▶ **What to do**
Go through the listing and copy each line with the string "name".
---- Source material
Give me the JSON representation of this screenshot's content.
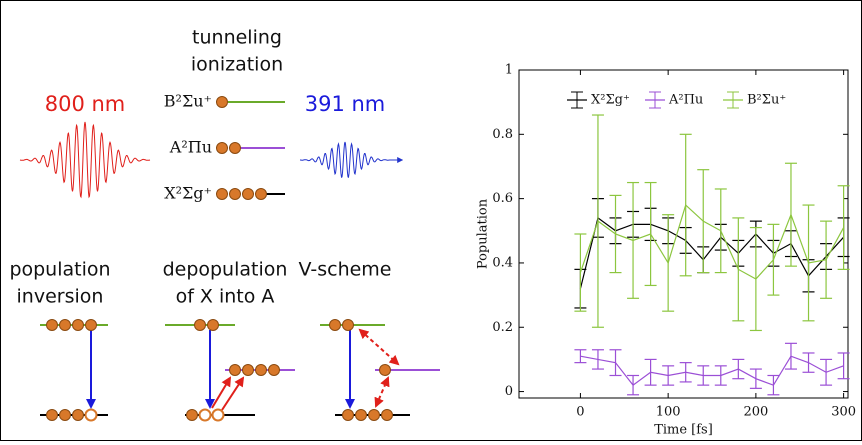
{
  "diagram": {
    "top_label": [
      "tunneling",
      "ionization"
    ],
    "pump_label": "800 nm",
    "probe_label": "391 nm",
    "states": [
      "B²Σu⁺",
      "A²Πu",
      "X²Σg⁺"
    ],
    "schemes": [
      {
        "label": [
          "population",
          "inversion"
        ]
      },
      {
        "label": [
          "depopulation",
          "of X into A"
        ]
      },
      {
        "label": [
          "V-scheme"
        ]
      }
    ]
  },
  "chart_data": {
    "type": "errorbar-line",
    "xlabel": "Time [fs]",
    "ylabel": "Population",
    "x": [
      0,
      20,
      40,
      60,
      80,
      100,
      120,
      140,
      160,
      180,
      200,
      220,
      240,
      260,
      280,
      300
    ],
    "xlim": [
      -70,
      305
    ],
    "xticks": [
      0,
      100,
      200,
      300
    ],
    "ylim": [
      -0.02,
      1.0
    ],
    "yticks": [
      0,
      0.2,
      0.4,
      0.6,
      0.8,
      1
    ],
    "legend": "top",
    "series": [
      {
        "name": "X²Σg⁺",
        "color": "#000000",
        "values": [
          0.32,
          0.54,
          0.5,
          0.52,
          0.52,
          0.5,
          0.47,
          0.41,
          0.48,
          0.43,
          0.49,
          0.43,
          0.46,
          0.36,
          0.42,
          0.48
        ],
        "errors": [
          0.06,
          0.06,
          0.04,
          0.04,
          0.05,
          0.04,
          0.04,
          0.04,
          0.04,
          0.04,
          0.04,
          0.04,
          0.04,
          0.05,
          0.04,
          0.06
        ]
      },
      {
        "name": "A²Πu",
        "color": "#9b4fd6",
        "values": [
          0.11,
          0.1,
          0.09,
          0.02,
          0.06,
          0.05,
          0.06,
          0.05,
          0.05,
          0.07,
          0.04,
          0.02,
          0.11,
          0.09,
          0.06,
          0.08
        ],
        "errors": [
          0.02,
          0.03,
          0.04,
          0.03,
          0.04,
          0.03,
          0.03,
          0.03,
          0.03,
          0.03,
          0.03,
          0.03,
          0.04,
          0.03,
          0.04,
          0.04
        ]
      },
      {
        "name": "B²Σu⁺",
        "color": "#8cc63f",
        "values": [
          0.37,
          0.53,
          0.49,
          0.47,
          0.49,
          0.4,
          0.58,
          0.53,
          0.5,
          0.38,
          0.35,
          0.41,
          0.55,
          0.4,
          0.41,
          0.51
        ],
        "errors": [
          0.12,
          0.33,
          0.12,
          0.18,
          0.16,
          0.15,
          0.22,
          0.16,
          0.13,
          0.16,
          0.16,
          0.11,
          0.16,
          0.18,
          0.12,
          0.13
        ]
      }
    ]
  }
}
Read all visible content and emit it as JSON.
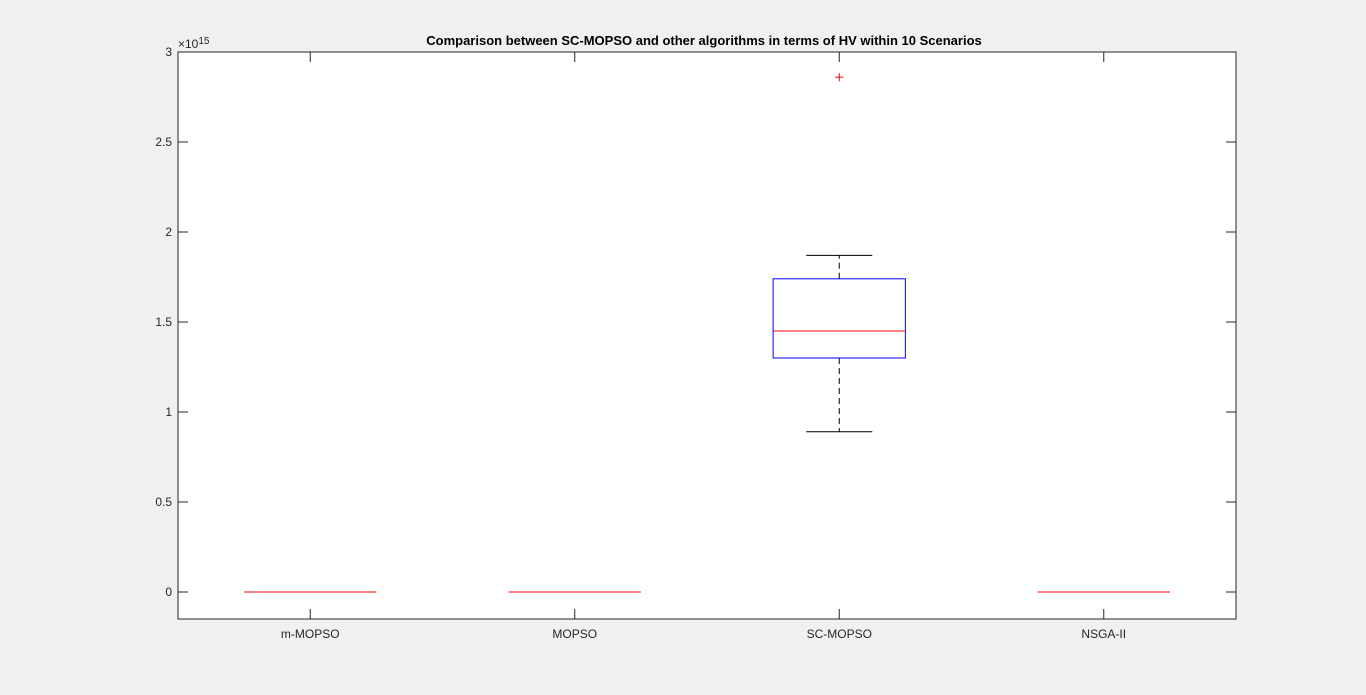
{
  "chart_data": {
    "type": "box",
    "title": "Comparison between SC-MOPSO and other algorithms in terms of HV within 10 Scenarios",
    "xlabel": "",
    "ylabel": "",
    "exponent_label": {
      "base": "×10",
      "power": "15"
    },
    "y_scale_factor": 1000000000000000.0,
    "ylim": [
      -0.15,
      3.0
    ],
    "yticks": [
      0,
      0.5,
      1,
      1.5,
      2,
      2.5,
      3
    ],
    "ytick_labels": [
      "0",
      "0.5",
      "1",
      "1.5",
      "2",
      "2.5",
      "3"
    ],
    "categories": [
      "m-MOPSO",
      "MOPSO",
      "SC-MOPSO",
      "NSGA-II"
    ],
    "boxes": [
      {
        "category": "m-MOPSO",
        "whisker_low": 0,
        "q1": 0,
        "median": 0,
        "q3": 0,
        "whisker_high": 0,
        "outliers": []
      },
      {
        "category": "MOPSO",
        "whisker_low": 0,
        "q1": 0,
        "median": 0,
        "q3": 0,
        "whisker_high": 0,
        "outliers": []
      },
      {
        "category": "SC-MOPSO",
        "whisker_low": 0.89,
        "q1": 1.3,
        "median": 1.45,
        "q3": 1.74,
        "whisker_high": 1.87,
        "outliers": [
          2.86
        ]
      },
      {
        "category": "NSGA-II",
        "whisker_low": 0,
        "q1": 0,
        "median": 0,
        "q3": 0,
        "whisker_high": 0,
        "outliers": []
      }
    ],
    "grid": false,
    "colors": {
      "box": "#0000ff",
      "median": "#ff0000",
      "whisker": "#000000",
      "outlier": "#ff0000",
      "axes": "#262626"
    }
  }
}
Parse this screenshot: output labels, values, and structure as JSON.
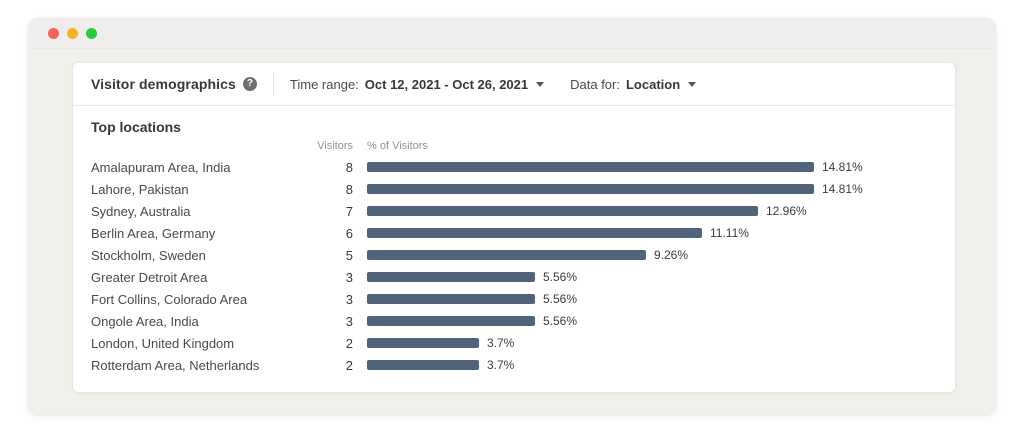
{
  "window": {
    "controls": [
      {
        "name": "close",
        "color": "#f8605a"
      },
      {
        "name": "minimize",
        "color": "#f8b226"
      },
      {
        "name": "maximize",
        "color": "#2dc93d"
      }
    ]
  },
  "panel": {
    "title": "Visitor demographics",
    "help_icon": "?",
    "time_range": {
      "label": "Time range:",
      "value": "Oct 12, 2021 - Oct 26, 2021"
    },
    "data_for": {
      "label": "Data for:",
      "value": "Location"
    }
  },
  "chart_data": {
    "type": "bar",
    "orientation": "horizontal",
    "title": "Top locations",
    "columns": [
      "Visitors",
      "% of Visitors"
    ],
    "rows": [
      {
        "location": "Amalapuram Area, India",
        "visitors": 8,
        "percent_value": 14.81,
        "percent": "14.81%"
      },
      {
        "location": "Lahore, Pakistan",
        "visitors": 8,
        "percent_value": 14.81,
        "percent": "14.81%"
      },
      {
        "location": "Sydney, Australia",
        "visitors": 7,
        "percent_value": 12.96,
        "percent": "12.96%"
      },
      {
        "location": "Berlin Area, Germany",
        "visitors": 6,
        "percent_value": 11.11,
        "percent": "11.11%"
      },
      {
        "location": "Stockholm, Sweden",
        "visitors": 5,
        "percent_value": 9.26,
        "percent": "9.26%"
      },
      {
        "location": "Greater Detroit Area",
        "visitors": 3,
        "percent_value": 5.56,
        "percent": "5.56%"
      },
      {
        "location": "Fort Collins, Colorado Area",
        "visitors": 3,
        "percent_value": 5.56,
        "percent": "5.56%"
      },
      {
        "location": "Ongole Area, India",
        "visitors": 3,
        "percent_value": 5.56,
        "percent": "5.56%"
      },
      {
        "location": "London, United Kingdom",
        "visitors": 2,
        "percent_value": 3.7,
        "percent": "3.7%"
      },
      {
        "location": "Rotterdam Area, Netherlands",
        "visitors": 2,
        "percent_value": 3.7,
        "percent": "3.7%"
      }
    ],
    "max_visitors": 8,
    "bar_color": "#506379",
    "legend": "none",
    "grid": "off"
  }
}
--------
▶ **Complete output**
        "name": "X²Σg⁺",
        "name": "A²Πu",
        "name": "B²Σu⁺",
        "name": "close",
        "name": "minimize",
        "name": "maximize",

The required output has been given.